**** Given passage ****
The International Man Of Mystery?

7 06 2011

Are you the law’s international man of mystery? The answer to the prayers of corporate counsel in global companies? Can you leap jurisdictions with a single bound? Effortlessly unravel the tangle of law, culture and procedure? Wrap your arms around a wriggling mass of seemingly conflicting regulations, and fearlessly work with them to make compliance a reality?

Toby, the firm's anti-trust specialist, was convinced he'd got the right look for the international project kick off meeting

No?

Well don’t worry, you’re not alone.

Conversations with in-house counsel about the difficulties supporting business overseas often have familiar themes (more on this later), but what’s becoming clear is that these challenges are becoming more acute.

Whether it’s the sheer volume of international business increases, the interest in emerging markets continuing to heighten as western markets stagnate or become saturated, or technology adoption increasing the ability to communicate effectively across the world, more and more in-house lawyers are being asked to operate in jurisdictions which are often way outside their comfort zones.

Bear in mind also, that many of the challenges described below might be experienced by those in a law firm that is supporting an inhouse client with an overseas project (and this applies even with a global firm working cross-office) almost to the same degree as an in-house lawyer.

The problems start with the ability to quickly identify what the relevant issues are. It may be that you have an idea of what they are – the big headline-grabbers like anti-trust, employee issues and anti-corruption legislation are obvious examples. However, it may be that there are a bunch of the infamous “unknown unknowns” which  might be substantive law, but they might also be difficulties around the legal process or simply understanding the legal system.

Some of them you might be able to get an overview from research or asking the right people, but others will require hands-on experience of the situation you are facing.

Which leads on to the next step in the journey – selecting and managing local counsel.

Given that the problems above (not knowing what the key issues might be) immediately cause difficulty in having productive, early-stage conversations with business colleagues, it’s not surprising that they can also make the relationship with local external counsel much more difficult to manage.

The first challenge is finding the right lawyers for the matter in hand. Existing contacts, referrals from trusted sources and directories (online, paper) are often the first port of call, but even then the answer might not be the right one.

When I was inhouse I had difficulties both with specific offices of global firms (delivering anything but a consistent global service) and local firms that were recommended at a firm level, but who had individuals that weren’t up to scratch.

The next step is of course instructing the local counsel, which is understandably more difficult than using external lawyers in your own jurisdiction. Lacking an understanding of the key issues means giving a tightly defined project scope is difficult, which has a knock-on impact on costs and timescales.

There may also be softer factors at play, ranging from the more obvious such as language and cultural barriers (“what do you mean he’s out for lunch and won’t be back for three hours, we close the deal this afternoon!”) to those that are more difficult to put your finger on such as differing views of risk and mismatched service expectations.
**** Material ****
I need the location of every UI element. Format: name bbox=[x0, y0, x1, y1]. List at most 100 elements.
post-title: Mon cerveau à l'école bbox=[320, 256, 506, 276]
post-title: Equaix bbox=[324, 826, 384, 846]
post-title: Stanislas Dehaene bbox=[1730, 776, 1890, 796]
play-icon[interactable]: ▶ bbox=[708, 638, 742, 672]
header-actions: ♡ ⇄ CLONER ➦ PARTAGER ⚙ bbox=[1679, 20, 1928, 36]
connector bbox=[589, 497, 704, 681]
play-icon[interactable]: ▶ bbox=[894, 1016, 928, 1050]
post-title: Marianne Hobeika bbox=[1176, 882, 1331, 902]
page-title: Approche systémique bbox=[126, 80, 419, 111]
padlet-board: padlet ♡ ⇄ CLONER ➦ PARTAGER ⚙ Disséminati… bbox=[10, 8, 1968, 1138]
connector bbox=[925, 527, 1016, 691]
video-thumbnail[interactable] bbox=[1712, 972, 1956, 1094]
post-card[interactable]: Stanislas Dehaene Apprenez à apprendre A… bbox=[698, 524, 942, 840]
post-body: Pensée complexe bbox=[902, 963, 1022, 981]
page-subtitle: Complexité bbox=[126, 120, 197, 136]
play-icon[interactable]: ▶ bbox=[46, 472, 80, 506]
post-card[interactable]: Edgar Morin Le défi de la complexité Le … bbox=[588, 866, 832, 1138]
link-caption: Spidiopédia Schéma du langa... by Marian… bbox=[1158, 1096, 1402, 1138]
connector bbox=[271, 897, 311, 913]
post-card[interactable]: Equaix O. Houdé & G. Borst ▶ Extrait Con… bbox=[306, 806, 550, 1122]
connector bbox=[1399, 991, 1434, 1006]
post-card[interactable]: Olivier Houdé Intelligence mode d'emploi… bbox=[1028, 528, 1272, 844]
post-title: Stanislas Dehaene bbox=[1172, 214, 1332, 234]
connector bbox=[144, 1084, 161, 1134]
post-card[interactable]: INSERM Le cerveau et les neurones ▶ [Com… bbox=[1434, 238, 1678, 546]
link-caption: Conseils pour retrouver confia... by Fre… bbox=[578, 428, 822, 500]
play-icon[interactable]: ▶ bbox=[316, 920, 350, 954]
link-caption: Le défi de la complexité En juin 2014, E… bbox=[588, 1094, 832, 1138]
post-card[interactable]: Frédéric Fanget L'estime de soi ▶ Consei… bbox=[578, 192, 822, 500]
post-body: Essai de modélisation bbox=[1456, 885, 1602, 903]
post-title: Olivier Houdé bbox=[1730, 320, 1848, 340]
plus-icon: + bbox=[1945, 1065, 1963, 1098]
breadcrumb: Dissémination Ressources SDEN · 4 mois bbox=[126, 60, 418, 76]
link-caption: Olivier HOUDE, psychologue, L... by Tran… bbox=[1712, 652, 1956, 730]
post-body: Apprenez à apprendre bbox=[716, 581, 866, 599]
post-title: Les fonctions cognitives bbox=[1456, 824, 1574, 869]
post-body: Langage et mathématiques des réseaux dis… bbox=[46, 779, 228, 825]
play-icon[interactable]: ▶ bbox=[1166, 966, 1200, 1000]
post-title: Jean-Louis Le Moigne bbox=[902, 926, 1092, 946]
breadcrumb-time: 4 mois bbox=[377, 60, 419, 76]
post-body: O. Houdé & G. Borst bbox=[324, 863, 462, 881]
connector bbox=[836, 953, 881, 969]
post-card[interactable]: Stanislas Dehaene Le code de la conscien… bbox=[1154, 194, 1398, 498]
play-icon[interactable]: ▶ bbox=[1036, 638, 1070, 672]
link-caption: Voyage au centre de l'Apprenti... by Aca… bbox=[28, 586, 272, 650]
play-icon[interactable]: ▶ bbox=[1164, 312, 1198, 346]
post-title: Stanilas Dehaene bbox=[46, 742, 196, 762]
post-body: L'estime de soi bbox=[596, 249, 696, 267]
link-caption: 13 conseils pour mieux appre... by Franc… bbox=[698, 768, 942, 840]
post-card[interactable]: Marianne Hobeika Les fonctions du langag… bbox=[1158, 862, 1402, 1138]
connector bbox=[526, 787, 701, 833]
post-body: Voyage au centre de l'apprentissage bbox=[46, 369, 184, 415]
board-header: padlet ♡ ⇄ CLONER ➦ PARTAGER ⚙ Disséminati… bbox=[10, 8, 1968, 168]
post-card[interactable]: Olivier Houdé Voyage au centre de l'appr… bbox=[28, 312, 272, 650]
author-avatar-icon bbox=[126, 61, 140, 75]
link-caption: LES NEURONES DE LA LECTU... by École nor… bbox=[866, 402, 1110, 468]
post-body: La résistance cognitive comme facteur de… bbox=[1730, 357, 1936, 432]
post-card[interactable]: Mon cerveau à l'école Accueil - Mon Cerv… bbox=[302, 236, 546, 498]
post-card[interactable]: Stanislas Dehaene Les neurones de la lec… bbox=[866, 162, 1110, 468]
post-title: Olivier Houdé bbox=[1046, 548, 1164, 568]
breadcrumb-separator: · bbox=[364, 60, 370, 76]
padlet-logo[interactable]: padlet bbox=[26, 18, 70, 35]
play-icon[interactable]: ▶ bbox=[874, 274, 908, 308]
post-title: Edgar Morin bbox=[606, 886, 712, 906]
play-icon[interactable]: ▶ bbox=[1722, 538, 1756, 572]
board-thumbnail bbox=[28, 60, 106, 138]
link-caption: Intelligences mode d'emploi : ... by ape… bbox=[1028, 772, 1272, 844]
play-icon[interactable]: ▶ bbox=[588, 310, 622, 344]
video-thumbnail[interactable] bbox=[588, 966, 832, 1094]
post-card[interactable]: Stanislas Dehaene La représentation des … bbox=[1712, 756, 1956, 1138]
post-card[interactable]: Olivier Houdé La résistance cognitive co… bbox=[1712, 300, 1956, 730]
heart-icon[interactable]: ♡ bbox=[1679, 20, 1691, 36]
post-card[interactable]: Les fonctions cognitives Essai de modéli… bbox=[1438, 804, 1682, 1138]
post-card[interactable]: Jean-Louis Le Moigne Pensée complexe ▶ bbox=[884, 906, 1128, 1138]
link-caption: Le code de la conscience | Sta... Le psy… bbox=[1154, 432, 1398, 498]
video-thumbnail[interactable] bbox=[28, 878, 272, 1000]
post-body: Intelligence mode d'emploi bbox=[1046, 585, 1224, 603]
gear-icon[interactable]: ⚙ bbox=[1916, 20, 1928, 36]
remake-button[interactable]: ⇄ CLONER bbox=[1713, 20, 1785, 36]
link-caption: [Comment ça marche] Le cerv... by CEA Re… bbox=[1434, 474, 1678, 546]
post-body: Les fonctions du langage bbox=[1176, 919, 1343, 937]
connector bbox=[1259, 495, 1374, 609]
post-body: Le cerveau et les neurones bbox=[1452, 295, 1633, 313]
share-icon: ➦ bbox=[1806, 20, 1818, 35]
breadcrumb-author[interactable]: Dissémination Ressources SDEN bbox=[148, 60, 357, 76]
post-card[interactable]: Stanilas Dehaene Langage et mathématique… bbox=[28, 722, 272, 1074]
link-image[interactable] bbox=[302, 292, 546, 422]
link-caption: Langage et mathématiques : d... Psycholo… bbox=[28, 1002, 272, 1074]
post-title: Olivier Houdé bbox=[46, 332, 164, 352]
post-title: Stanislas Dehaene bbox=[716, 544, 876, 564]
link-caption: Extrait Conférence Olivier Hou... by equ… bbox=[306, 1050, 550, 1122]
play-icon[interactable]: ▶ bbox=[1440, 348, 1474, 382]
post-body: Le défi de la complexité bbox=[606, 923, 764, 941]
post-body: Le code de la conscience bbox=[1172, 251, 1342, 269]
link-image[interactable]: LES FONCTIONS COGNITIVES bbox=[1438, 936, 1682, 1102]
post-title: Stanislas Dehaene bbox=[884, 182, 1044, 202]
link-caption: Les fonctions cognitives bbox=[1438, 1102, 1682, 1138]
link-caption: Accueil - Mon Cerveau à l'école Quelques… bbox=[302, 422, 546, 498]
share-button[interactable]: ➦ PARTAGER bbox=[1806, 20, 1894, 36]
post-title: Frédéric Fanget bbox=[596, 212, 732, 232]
****
* [Goals]
1 - Return the part of the article on cross-border legal work that begins at the words "The International Man" and stops after the words "you’re not alone.".
2 - Answer these questions using the article on cross-border legal work.
(a) What is Toby's specialty at the firm?
(b) What three issues does the article cite as obvious examples of headline-grabbing issues?
(c) What are often the first port of call when looking for the right lawyers for a matter?
Rely solely on the article when completing this work.

* [Solutions in order]
1 -
The International Man Of Mystery?

7 06 2011

Are you the law’s international man of mystery? The answer to the prayers of corporate counsel in global companies? Can you leap jurisdictions with a single bound? Effortlessly unravel the tangle of law, culture and procedure? Wrap your arms around a wriggling mass of seemingly conflicting regulations, and fearlessly work with them to make compliance a reality?

Toby, the firm's anti-trust specialist, was convinced he'd got the right look for the international project kick off meeting

No?

Well don’t worry, you’re not alone.

2 -
(a) Anti-trust.
(b) Anti-trust, employee issues, and anti-corruption legislation.
(c) Existing contacts, referrals from trusted sources, and directories (online and paper).